** begin **

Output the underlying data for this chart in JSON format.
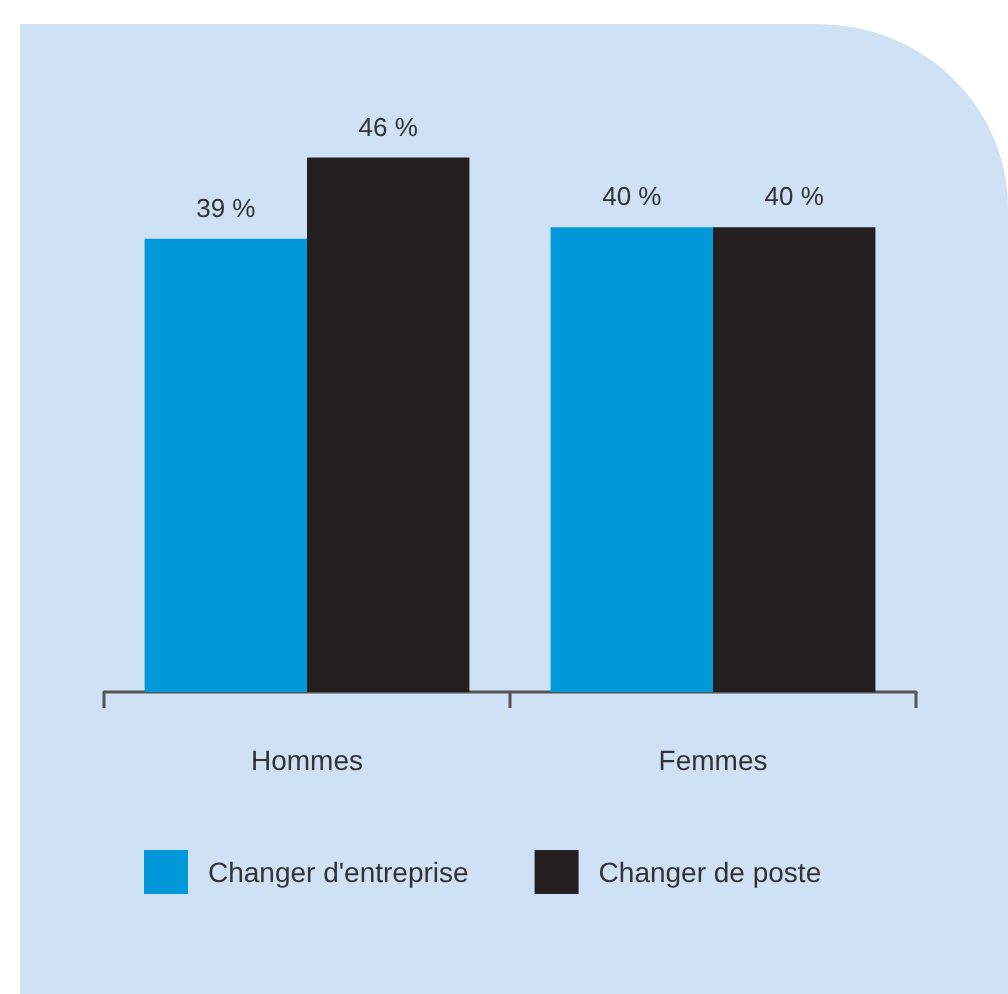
{
  "chart_data": {
    "type": "bar",
    "categories": [
      "Hommes",
      "Femmes"
    ],
    "series": [
      {
        "name": "Changer d'entreprise",
        "color": "#0098da",
        "values": [
          39,
          40
        ],
        "value_labels": [
          "39 %",
          "40 %"
        ]
      },
      {
        "name": "Changer de poste",
        "color": "#231f20",
        "values": [
          46,
          40
        ],
        "value_labels": [
          "46 %",
          "40 %"
        ]
      }
    ],
    "legend": "bottom",
    "grid": false
  }
}
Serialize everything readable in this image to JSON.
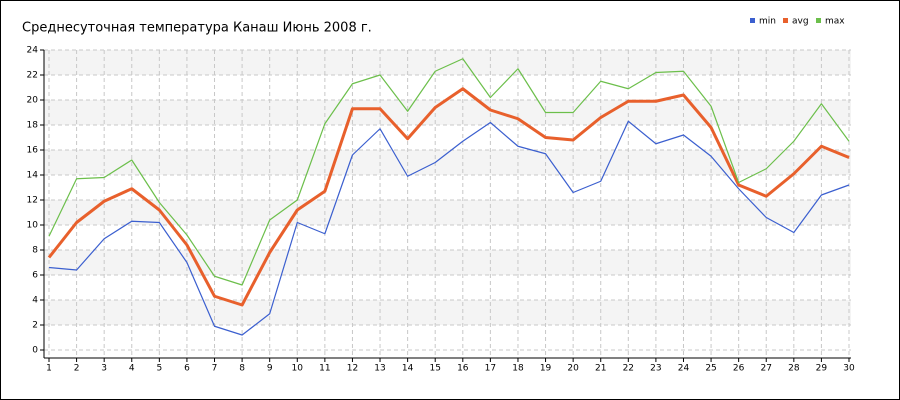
{
  "chart_data": {
    "type": "line",
    "title": "Среднесуточная температура Канаш  Июнь 2008 г.",
    "x": [
      1,
      2,
      3,
      4,
      5,
      6,
      7,
      8,
      9,
      10,
      11,
      12,
      13,
      14,
      15,
      16,
      17,
      18,
      19,
      20,
      21,
      22,
      23,
      24,
      25,
      26,
      27,
      28,
      29,
      30
    ],
    "series": [
      {
        "name": "min",
        "color": "#3b5fcf",
        "values": [
          6.6,
          6.4,
          8.9,
          10.3,
          10.2,
          7.0,
          1.9,
          1.2,
          2.9,
          10.2,
          9.3,
          15.6,
          17.7,
          13.9,
          15.0,
          16.7,
          18.2,
          16.3,
          15.7,
          12.6,
          13.5,
          18.3,
          16.5,
          17.2,
          15.5,
          12.9,
          10.6,
          9.4,
          12.4,
          13.2
        ]
      },
      {
        "name": "avg",
        "color": "#e8602c",
        "values": [
          7.4,
          10.2,
          11.9,
          12.9,
          11.2,
          8.4,
          4.3,
          3.6,
          7.8,
          11.2,
          12.7,
          19.3,
          19.3,
          16.9,
          19.4,
          20.9,
          19.2,
          18.5,
          17.0,
          16.8,
          18.6,
          19.9,
          19.9,
          20.4,
          17.8,
          13.2,
          12.3,
          14.1,
          16.3,
          15.4
        ]
      },
      {
        "name": "max",
        "color": "#6cbf4b",
        "values": [
          9.1,
          13.7,
          13.8,
          15.2,
          11.8,
          9.2,
          5.9,
          5.2,
          10.4,
          12.0,
          18.1,
          21.3,
          22.0,
          19.1,
          22.3,
          23.3,
          20.2,
          22.5,
          19.0,
          19.0,
          21.5,
          20.9,
          22.2,
          22.3,
          19.5,
          13.4,
          14.5,
          16.7,
          19.7,
          16.7
        ]
      }
    ],
    "xlim": [
      1,
      30
    ],
    "xticks": [
      1,
      2,
      3,
      4,
      5,
      6,
      7,
      8,
      9,
      10,
      11,
      12,
      13,
      14,
      15,
      16,
      17,
      18,
      19,
      20,
      21,
      22,
      23,
      24,
      25,
      26,
      27,
      28,
      29,
      30
    ],
    "ylim": [
      0,
      24
    ],
    "yticks": [
      0,
      2,
      4,
      6,
      8,
      10,
      12,
      14,
      16,
      18,
      20,
      22,
      24
    ],
    "grid": true,
    "legend": "top-right"
  }
}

** end **

WHAT TO DO:
Copy out every line from the material above in which the word "color" appears.

OUTPUT OF THE EXERCISE:
        "color": "#0098da",
        "color": "#231f20",
        "color": "#3b5fcf",
        "color": "#e8602c",
        "color": "#6cbf4b",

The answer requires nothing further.